-- START --

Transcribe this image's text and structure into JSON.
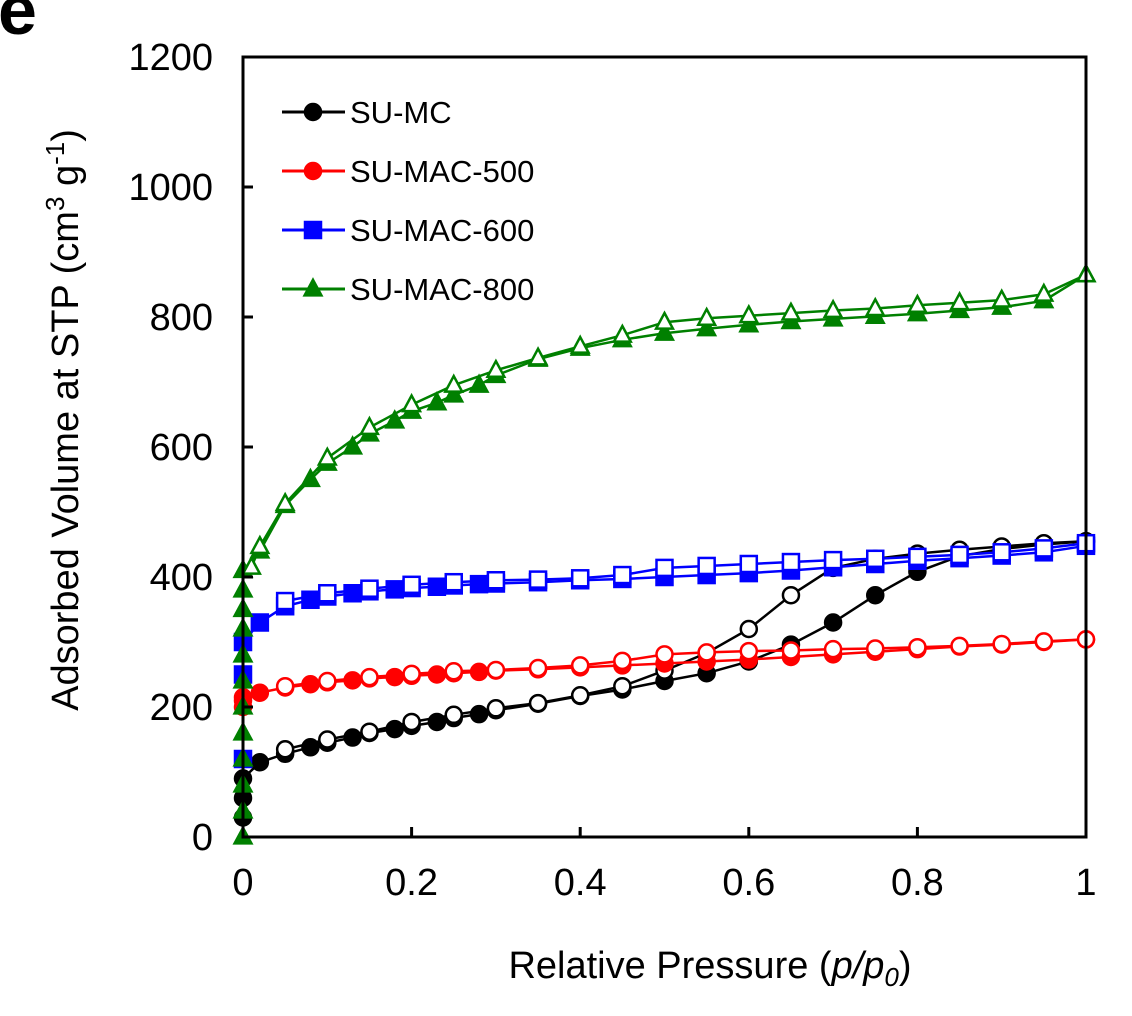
{
  "chart_data": {
    "type": "line",
    "panel_label": "e",
    "xlabel": {
      "prefix": "Relative Pressure (",
      "p": "p",
      "slash": "/",
      "p0": "p",
      "sub0": "0",
      "suffix": ")"
    },
    "ylabel": {
      "main": "Adsorbed Volume at STP (cm",
      "sup3": "3",
      "mid": " g",
      "supm1": "-1",
      "end": ")"
    },
    "xlim": [
      0,
      1
    ],
    "ylim": [
      0,
      1200
    ],
    "xticks": [
      "0",
      "0.2",
      "0.4",
      "0.6",
      "0.8",
      "1"
    ],
    "yticks": [
      "0",
      "200",
      "400",
      "600",
      "800",
      "1000",
      "1200"
    ],
    "grid": false,
    "legend_position": "top-left",
    "note": "Filled markers: adsorption branch; open markers: desorption branch",
    "series": [
      {
        "name": "SU-MC",
        "color": "#000000",
        "marker": "circle",
        "adsorption": {
          "x": [
            0.0,
            0.0,
            0.0,
            0.02,
            0.05,
            0.08,
            0.1,
            0.13,
            0.15,
            0.18,
            0.2,
            0.23,
            0.25,
            0.28,
            0.3,
            0.35,
            0.4,
            0.45,
            0.5,
            0.55,
            0.6,
            0.65,
            0.7,
            0.75,
            0.8,
            0.85,
            0.9,
            0.95,
            1.0
          ],
          "y": [
            30,
            60,
            90,
            115,
            128,
            138,
            145,
            153,
            160,
            166,
            171,
            177,
            183,
            189,
            195,
            205,
            217,
            227,
            240,
            252,
            270,
            296,
            330,
            372,
            408,
            432,
            443,
            450,
            455
          ]
        },
        "desorption": {
          "x": [
            1.0,
            0.95,
            0.9,
            0.85,
            0.8,
            0.75,
            0.7,
            0.65,
            0.6,
            0.55,
            0.5,
            0.45,
            0.4,
            0.35,
            0.3,
            0.25,
            0.2,
            0.15,
            0.1,
            0.05
          ],
          "y": [
            455,
            452,
            447,
            442,
            436,
            428,
            414,
            372,
            320,
            283,
            256,
            232,
            218,
            206,
            198,
            188,
            177,
            162,
            150,
            135
          ]
        }
      },
      {
        "name": "SU-MAC-500",
        "color": "#ff0000",
        "marker": "circle",
        "adsorption": {
          "x": [
            0.0,
            0.0,
            0.0,
            0.02,
            0.05,
            0.08,
            0.1,
            0.13,
            0.15,
            0.18,
            0.2,
            0.23,
            0.25,
            0.28,
            0.3,
            0.35,
            0.4,
            0.45,
            0.5,
            0.55,
            0.6,
            0.65,
            0.7,
            0.75,
            0.8,
            0.85,
            0.9,
            0.95,
            1.0
          ],
          "y": [
            200,
            210,
            215,
            222,
            230,
            235,
            238,
            241,
            244,
            246,
            248,
            250,
            252,
            254,
            256,
            258,
            261,
            264,
            267,
            270,
            273,
            277,
            281,
            285,
            289,
            293,
            296,
            300,
            304
          ]
        },
        "desorption": {
          "x": [
            1.0,
            0.95,
            0.9,
            0.85,
            0.8,
            0.75,
            0.7,
            0.65,
            0.6,
            0.55,
            0.5,
            0.45,
            0.4,
            0.35,
            0.3,
            0.25,
            0.2,
            0.15,
            0.1,
            0.05
          ],
          "y": [
            304,
            301,
            297,
            294,
            292,
            290,
            289,
            287,
            286,
            284,
            281,
            271,
            264,
            260,
            257,
            255,
            251,
            246,
            240,
            232
          ]
        }
      },
      {
        "name": "SU-MAC-600",
        "color": "#0000ff",
        "marker": "square",
        "adsorption": {
          "x": [
            0.0,
            0.0,
            0.0,
            0.02,
            0.05,
            0.08,
            0.1,
            0.13,
            0.15,
            0.18,
            0.2,
            0.23,
            0.25,
            0.28,
            0.3,
            0.35,
            0.4,
            0.45,
            0.5,
            0.55,
            0.6,
            0.65,
            0.7,
            0.75,
            0.8,
            0.85,
            0.9,
            0.95,
            1.0
          ],
          "y": [
            120,
            250,
            300,
            330,
            355,
            365,
            370,
            375,
            378,
            381,
            383,
            385,
            387,
            389,
            390,
            392,
            395,
            397,
            400,
            403,
            406,
            410,
            415,
            420,
            425,
            429,
            433,
            438,
            448
          ]
        },
        "desorption": {
          "x": [
            1.0,
            0.95,
            0.9,
            0.85,
            0.8,
            0.75,
            0.7,
            0.65,
            0.6,
            0.55,
            0.5,
            0.45,
            0.4,
            0.35,
            0.3,
            0.25,
            0.2,
            0.15,
            0.1,
            0.05
          ],
          "y": [
            452,
            444,
            438,
            434,
            431,
            428,
            426,
            423,
            420,
            417,
            414,
            403,
            398,
            396,
            395,
            392,
            388,
            382,
            375,
            363
          ]
        }
      },
      {
        "name": "SU-MAC-800",
        "color": "#008000",
        "marker": "triangle",
        "adsorption": {
          "x": [
            0.0,
            0.0,
            0.0,
            0.0,
            0.0,
            0.0,
            0.0,
            0.0,
            0.0,
            0.0,
            0.0,
            0.0,
            0.02,
            0.05,
            0.08,
            0.1,
            0.13,
            0.15,
            0.18,
            0.2,
            0.23,
            0.25,
            0.28,
            0.3,
            0.35,
            0.4,
            0.45,
            0.5,
            0.55,
            0.6,
            0.65,
            0.7,
            0.75,
            0.8,
            0.85,
            0.9,
            0.95,
            1.0
          ],
          "y": [
            0,
            40,
            80,
            120,
            160,
            200,
            240,
            280,
            320,
            350,
            380,
            410,
            440,
            510,
            550,
            575,
            600,
            620,
            640,
            655,
            668,
            680,
            695,
            710,
            735,
            752,
            765,
            775,
            782,
            788,
            793,
            797,
            801,
            805,
            810,
            815,
            825,
            865
          ]
        },
        "desorption": {
          "x": [
            1.0,
            0.95,
            0.9,
            0.85,
            0.8,
            0.75,
            0.7,
            0.65,
            0.6,
            0.55,
            0.5,
            0.45,
            0.4,
            0.35,
            0.3,
            0.25,
            0.2,
            0.15,
            0.1,
            0.05,
            0.02,
            0.01
          ],
          "y": [
            865,
            835,
            826,
            822,
            818,
            813,
            810,
            806,
            802,
            798,
            792,
            772,
            755,
            737,
            718,
            695,
            665,
            630,
            583,
            513,
            447,
            415
          ]
        }
      }
    ]
  }
}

-- END --

» What is needed:
Using the data above, print every line exactly, omitting pictures.

» Answer to the problem:
Transcribe this image's text and structure into JSON.
{
  "chart_data": {
    "type": "line",
    "panel_label": "e",
    "xlabel": {
      "prefix": "Relative Pressure (",
      "p": "p",
      "slash": "/",
      "p0": "p",
      "sub0": "0",
      "suffix": ")"
    },
    "ylabel": {
      "main": "Adsorbed Volume at STP (cm",
      "sup3": "3",
      "mid": " g",
      "supm1": "-1",
      "end": ")"
    },
    "xlim": [
      0,
      1
    ],
    "ylim": [
      0,
      1200
    ],
    "xticks": [
      "0",
      "0.2",
      "0.4",
      "0.6",
      "0.8",
      "1"
    ],
    "yticks": [
      "0",
      "200",
      "400",
      "600",
      "800",
      "1000",
      "1200"
    ],
    "grid": false,
    "legend_position": "top-left",
    "note": "Filled markers: adsorption branch; open markers: desorption branch",
    "series": [
      {
        "name": "SU-MC",
        "color": "#000000",
        "marker": "circle",
        "adsorption": {
          "x": [
            0.0,
            0.0,
            0.0,
            0.02,
            0.05,
            0.08,
            0.1,
            0.13,
            0.15,
            0.18,
            0.2,
            0.23,
            0.25,
            0.28,
            0.3,
            0.35,
            0.4,
            0.45,
            0.5,
            0.55,
            0.6,
            0.65,
            0.7,
            0.75,
            0.8,
            0.85,
            0.9,
            0.95,
            1.0
          ],
          "y": [
            30,
            60,
            90,
            115,
            128,
            138,
            145,
            153,
            160,
            166,
            171,
            177,
            183,
            189,
            195,
            205,
            217,
            227,
            240,
            252,
            270,
            296,
            330,
            372,
            408,
            432,
            443,
            450,
            455
          ]
        },
        "desorption": {
          "x": [
            1.0,
            0.95,
            0.9,
            0.85,
            0.8,
            0.75,
            0.7,
            0.65,
            0.6,
            0.55,
            0.5,
            0.45,
            0.4,
            0.35,
            0.3,
            0.25,
            0.2,
            0.15,
            0.1,
            0.05
          ],
          "y": [
            455,
            452,
            447,
            442,
            436,
            428,
            414,
            372,
            320,
            283,
            256,
            232,
            218,
            206,
            198,
            188,
            177,
            162,
            150,
            135
          ]
        }
      },
      {
        "name": "SU-MAC-500",
        "color": "#ff0000",
        "marker": "circle",
        "adsorption": {
          "x": [
            0.0,
            0.0,
            0.0,
            0.02,
            0.05,
            0.08,
            0.1,
            0.13,
            0.15,
            0.18,
            0.2,
            0.23,
            0.25,
            0.28,
            0.3,
            0.35,
            0.4,
            0.45,
            0.5,
            0.55,
            0.6,
            0.65,
            0.7,
            0.75,
            0.8,
            0.85,
            0.9,
            0.95,
            1.0
          ],
          "y": [
            200,
            210,
            215,
            222,
            230,
            235,
            238,
            241,
            244,
            246,
            248,
            250,
            252,
            254,
            256,
            258,
            261,
            264,
            267,
            270,
            273,
            277,
            281,
            285,
            289,
            293,
            296,
            300,
            304
          ]
        },
        "desorption": {
          "x": [
            1.0,
            0.95,
            0.9,
            0.85,
            0.8,
            0.75,
            0.7,
            0.65,
            0.6,
            0.55,
            0.5,
            0.45,
            0.4,
            0.35,
            0.3,
            0.25,
            0.2,
            0.15,
            0.1,
            0.05
          ],
          "y": [
            304,
            301,
            297,
            294,
            292,
            290,
            289,
            287,
            286,
            284,
            281,
            271,
            264,
            260,
            257,
            255,
            251,
            246,
            240,
            232
          ]
        }
      },
      {
        "name": "SU-MAC-600",
        "color": "#0000ff",
        "marker": "square",
        "adsorption": {
          "x": [
            0.0,
            0.0,
            0.0,
            0.02,
            0.05,
            0.08,
            0.1,
            0.13,
            0.15,
            0.18,
            0.2,
            0.23,
            0.25,
            0.28,
            0.3,
            0.35,
            0.4,
            0.45,
            0.5,
            0.55,
            0.6,
            0.65,
            0.7,
            0.75,
            0.8,
            0.85,
            0.9,
            0.95,
            1.0
          ],
          "y": [
            120,
            250,
            300,
            330,
            355,
            365,
            370,
            375,
            378,
            381,
            383,
            385,
            387,
            389,
            390,
            392,
            395,
            397,
            400,
            403,
            406,
            410,
            415,
            420,
            425,
            429,
            433,
            438,
            448
          ]
        },
        "desorption": {
          "x": [
            1.0,
            0.95,
            0.9,
            0.85,
            0.8,
            0.75,
            0.7,
            0.65,
            0.6,
            0.55,
            0.5,
            0.45,
            0.4,
            0.35,
            0.3,
            0.25,
            0.2,
            0.15,
            0.1,
            0.05
          ],
          "y": [
            452,
            444,
            438,
            434,
            431,
            428,
            426,
            423,
            420,
            417,
            414,
            403,
            398,
            396,
            395,
            392,
            388,
            382,
            375,
            363
          ]
        }
      },
      {
        "name": "SU-MAC-800",
        "color": "#008000",
        "marker": "triangle",
        "adsorption": {
          "x": [
            0.0,
            0.0,
            0.0,
            0.0,
            0.0,
            0.0,
            0.0,
            0.0,
            0.0,
            0.0,
            0.0,
            0.0,
            0.02,
            0.05,
            0.08,
            0.1,
            0.13,
            0.15,
            0.18,
            0.2,
            0.23,
            0.25,
            0.28,
            0.3,
            0.35,
            0.4,
            0.45,
            0.5,
            0.55,
            0.6,
            0.65,
            0.7,
            0.75,
            0.8,
            0.85,
            0.9,
            0.95,
            1.0
          ],
          "y": [
            0,
            40,
            80,
            120,
            160,
            200,
            240,
            280,
            320,
            350,
            380,
            410,
            440,
            510,
            550,
            575,
            600,
            620,
            640,
            655,
            668,
            680,
            695,
            710,
            735,
            752,
            765,
            775,
            782,
            788,
            793,
            797,
            801,
            805,
            810,
            815,
            825,
            865
          ]
        },
        "desorption": {
          "x": [
            1.0,
            0.95,
            0.9,
            0.85,
            0.8,
            0.75,
            0.7,
            0.65,
            0.6,
            0.55,
            0.5,
            0.45,
            0.4,
            0.35,
            0.3,
            0.25,
            0.2,
            0.15,
            0.1,
            0.05,
            0.02,
            0.01
          ],
          "y": [
            865,
            835,
            826,
            822,
            818,
            813,
            810,
            806,
            802,
            798,
            792,
            772,
            755,
            737,
            718,
            695,
            665,
            630,
            583,
            513,
            447,
            415
          ]
        }
      }
    ]
  }
}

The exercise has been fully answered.